### What you have to do:
Repeat the entries below exactly as they appear, with no pictures.

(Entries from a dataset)
* * * * *

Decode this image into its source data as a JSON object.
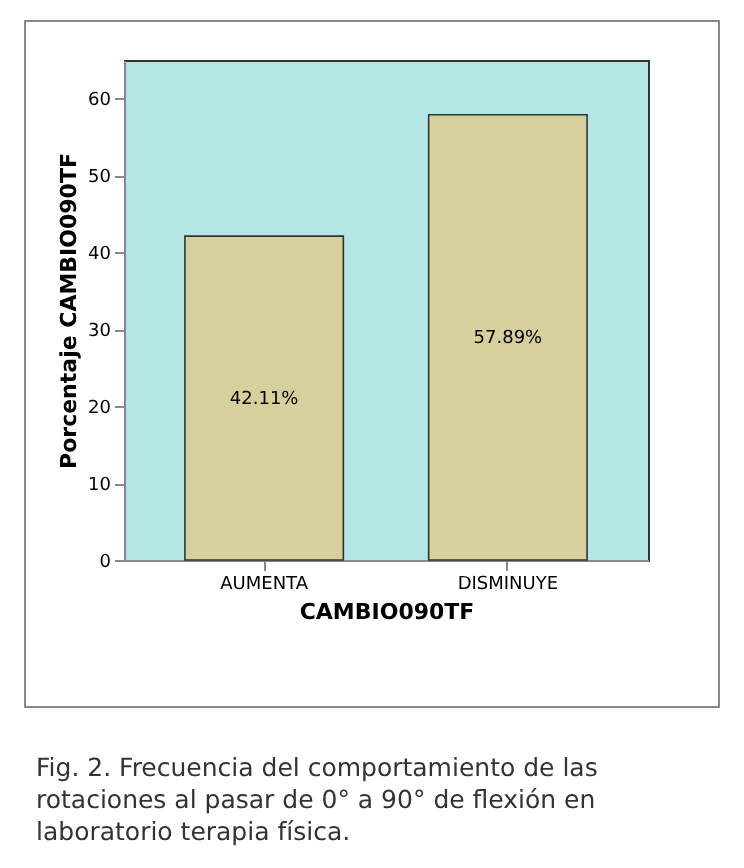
{
  "chart_data": {
    "type": "bar",
    "xlabel": "CAMBIO090TF",
    "ylabel": "Porcentaje CAMBIO090TF",
    "categories": [
      "AUMENTA",
      "DISMINUYE"
    ],
    "values": [
      42.11,
      57.89
    ],
    "value_labels": [
      "42.11%",
      "57.89%"
    ],
    "color": "#d6d19c",
    "ylim": [
      0,
      65
    ],
    "yticks": [
      0,
      10,
      20,
      30,
      40,
      50,
      60
    ],
    "grid": false,
    "annotations": [
      "Fig. 2. Frecuencia del comportamiento de las rotaciones al pasar de 0° a 90° de flexión en laboratorio terapia física."
    ]
  }
}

* * * * *

### Complete output:
Decode this image into its source data as a JSON object.
{
  "chart_data": {
    "type": "bar",
    "xlabel": "CAMBIO090TF",
    "ylabel": "Porcentaje CAMBIO090TF",
    "categories": [
      "AUMENTA",
      "DISMINUYE"
    ],
    "values": [
      42.11,
      57.89
    ],
    "value_labels": [
      "42.11%",
      "57.89%"
    ],
    "color": "#d6d19c",
    "ylim": [
      0,
      65
    ],
    "yticks": [
      0,
      10,
      20,
      30,
      40,
      50,
      60
    ],
    "grid": false,
    "annotations": [
      "Fig. 2. Frecuencia del comportamiento de las rotaciones al pasar de 0° a 90° de flexión en laboratorio terapia física."
    ]
  }
}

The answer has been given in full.